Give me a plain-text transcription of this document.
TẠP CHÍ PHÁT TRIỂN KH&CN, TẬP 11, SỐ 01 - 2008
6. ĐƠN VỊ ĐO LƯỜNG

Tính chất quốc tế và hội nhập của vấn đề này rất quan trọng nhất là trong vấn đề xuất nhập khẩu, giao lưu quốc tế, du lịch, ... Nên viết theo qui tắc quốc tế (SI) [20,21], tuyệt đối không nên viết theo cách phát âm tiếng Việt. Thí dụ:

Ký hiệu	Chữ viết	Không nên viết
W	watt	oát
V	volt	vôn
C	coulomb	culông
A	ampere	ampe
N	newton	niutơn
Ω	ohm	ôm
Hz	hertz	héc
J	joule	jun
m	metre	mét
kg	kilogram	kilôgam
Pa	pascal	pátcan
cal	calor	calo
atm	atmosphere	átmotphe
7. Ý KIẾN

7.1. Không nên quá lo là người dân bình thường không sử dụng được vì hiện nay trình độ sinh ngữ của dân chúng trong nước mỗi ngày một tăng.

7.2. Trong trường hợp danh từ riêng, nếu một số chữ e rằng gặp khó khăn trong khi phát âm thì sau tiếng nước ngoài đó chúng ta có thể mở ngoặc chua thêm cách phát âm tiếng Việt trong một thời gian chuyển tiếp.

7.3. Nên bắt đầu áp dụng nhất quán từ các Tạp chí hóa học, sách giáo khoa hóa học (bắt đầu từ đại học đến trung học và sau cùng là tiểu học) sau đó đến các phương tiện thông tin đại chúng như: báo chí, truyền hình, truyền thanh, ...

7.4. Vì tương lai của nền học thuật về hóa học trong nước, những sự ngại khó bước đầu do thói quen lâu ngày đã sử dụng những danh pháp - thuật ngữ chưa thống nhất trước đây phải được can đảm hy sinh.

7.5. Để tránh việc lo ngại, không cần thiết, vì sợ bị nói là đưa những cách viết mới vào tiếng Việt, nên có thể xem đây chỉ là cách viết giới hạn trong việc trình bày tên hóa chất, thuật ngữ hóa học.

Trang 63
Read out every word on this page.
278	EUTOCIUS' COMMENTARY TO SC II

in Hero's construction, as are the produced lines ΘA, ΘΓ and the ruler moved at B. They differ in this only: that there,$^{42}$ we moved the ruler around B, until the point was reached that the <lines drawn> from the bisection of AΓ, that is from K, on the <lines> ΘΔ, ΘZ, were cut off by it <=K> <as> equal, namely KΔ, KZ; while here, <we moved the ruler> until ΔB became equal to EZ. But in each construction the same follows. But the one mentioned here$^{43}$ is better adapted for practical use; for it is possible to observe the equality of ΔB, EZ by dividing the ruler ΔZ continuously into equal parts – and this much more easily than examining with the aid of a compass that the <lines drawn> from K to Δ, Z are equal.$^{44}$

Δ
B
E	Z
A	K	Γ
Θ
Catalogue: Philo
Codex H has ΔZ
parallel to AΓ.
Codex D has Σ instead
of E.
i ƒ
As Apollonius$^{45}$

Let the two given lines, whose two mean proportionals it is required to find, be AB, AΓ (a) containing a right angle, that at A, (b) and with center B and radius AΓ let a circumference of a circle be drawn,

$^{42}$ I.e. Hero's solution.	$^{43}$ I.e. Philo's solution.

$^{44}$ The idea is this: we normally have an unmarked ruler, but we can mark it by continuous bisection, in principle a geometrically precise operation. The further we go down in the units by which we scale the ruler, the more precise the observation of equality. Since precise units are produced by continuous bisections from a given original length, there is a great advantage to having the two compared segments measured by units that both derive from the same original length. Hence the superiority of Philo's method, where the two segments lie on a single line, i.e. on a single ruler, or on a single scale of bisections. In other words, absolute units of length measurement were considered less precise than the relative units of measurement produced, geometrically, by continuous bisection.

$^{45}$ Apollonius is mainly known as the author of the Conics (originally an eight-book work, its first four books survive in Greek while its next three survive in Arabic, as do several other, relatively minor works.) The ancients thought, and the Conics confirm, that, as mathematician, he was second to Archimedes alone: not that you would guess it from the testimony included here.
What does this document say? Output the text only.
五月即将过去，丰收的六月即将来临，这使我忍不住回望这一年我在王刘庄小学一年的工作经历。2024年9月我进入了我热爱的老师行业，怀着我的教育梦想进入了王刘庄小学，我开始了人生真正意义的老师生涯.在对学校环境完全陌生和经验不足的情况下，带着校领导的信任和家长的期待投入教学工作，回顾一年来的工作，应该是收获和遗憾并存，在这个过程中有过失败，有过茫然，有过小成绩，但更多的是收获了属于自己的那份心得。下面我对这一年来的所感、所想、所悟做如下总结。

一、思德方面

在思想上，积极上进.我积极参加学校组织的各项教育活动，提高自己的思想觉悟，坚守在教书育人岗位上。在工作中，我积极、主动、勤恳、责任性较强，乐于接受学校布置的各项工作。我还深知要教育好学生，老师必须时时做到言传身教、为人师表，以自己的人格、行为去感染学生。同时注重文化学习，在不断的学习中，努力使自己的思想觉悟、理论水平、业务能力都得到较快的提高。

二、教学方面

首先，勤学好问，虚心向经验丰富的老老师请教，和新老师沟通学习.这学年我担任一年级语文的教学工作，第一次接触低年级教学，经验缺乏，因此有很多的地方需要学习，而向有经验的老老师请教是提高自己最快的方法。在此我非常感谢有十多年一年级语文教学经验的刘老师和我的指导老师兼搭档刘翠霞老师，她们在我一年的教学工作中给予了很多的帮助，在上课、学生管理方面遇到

------------------------------------------------------------

• Written request: List every line above that holds the word "text".

• Answer to the exercise:
Give me a plain-text transcription of this document.
What does this document say? Output the text only.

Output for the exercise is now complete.